A run of records
+--

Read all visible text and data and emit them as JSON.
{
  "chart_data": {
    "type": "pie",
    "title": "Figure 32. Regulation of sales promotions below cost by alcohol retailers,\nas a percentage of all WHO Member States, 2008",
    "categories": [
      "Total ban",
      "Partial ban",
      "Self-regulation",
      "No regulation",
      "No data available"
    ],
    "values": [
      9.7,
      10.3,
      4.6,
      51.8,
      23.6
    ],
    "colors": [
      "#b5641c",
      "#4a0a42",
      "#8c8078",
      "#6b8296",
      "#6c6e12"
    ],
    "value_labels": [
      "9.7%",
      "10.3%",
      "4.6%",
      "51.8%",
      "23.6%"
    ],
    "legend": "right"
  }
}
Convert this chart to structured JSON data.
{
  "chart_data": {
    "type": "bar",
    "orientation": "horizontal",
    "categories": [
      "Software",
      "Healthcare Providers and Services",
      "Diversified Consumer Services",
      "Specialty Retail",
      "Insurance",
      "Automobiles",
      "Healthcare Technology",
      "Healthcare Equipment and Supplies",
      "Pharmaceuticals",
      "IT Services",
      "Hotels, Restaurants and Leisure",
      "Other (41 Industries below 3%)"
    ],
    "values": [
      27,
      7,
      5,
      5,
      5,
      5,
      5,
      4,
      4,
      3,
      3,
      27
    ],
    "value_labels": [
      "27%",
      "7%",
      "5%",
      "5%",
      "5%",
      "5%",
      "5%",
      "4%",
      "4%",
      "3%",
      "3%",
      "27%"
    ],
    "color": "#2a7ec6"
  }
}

+--

What you should do:
Quote the lines of the listing above that run from the line with "Convert this chart to structured JSON data." through its last line, both included, and nothing else.

Output for this exercise:
Convert this chart to structured JSON data.
{
  "chart_data": {
    "type": "bar",
    "orientation": "horizontal",
    "categories": [
      "Software",
      "Healthcare Providers and Services",
      "Diversified Consumer Services",
      "Specialty Retail",
      "Insurance",
      "Automobiles",
      "Healthcare Technology",
      "Healthcare Equipment and Supplies",
      "Pharmaceuticals",
      "IT Services",
      "Hotels, Restaurants and Leisure",
      "Other (41 Industries below 3%)"
    ],
    "values": [
      27,
      7,
      5,
      5,
      5,
      5,
      5,
      4,
      4,
      3,
      3,
      27
    ],
    "value_labels": [
      "27%",
      "7%",
      "5%",
      "5%",
      "5%",
      "5%",
      "5%",
      "4%",
      "4%",
      "3%",
      "3%",
      "27%"
    ],
    "color": "#2a7ec6"
  }
}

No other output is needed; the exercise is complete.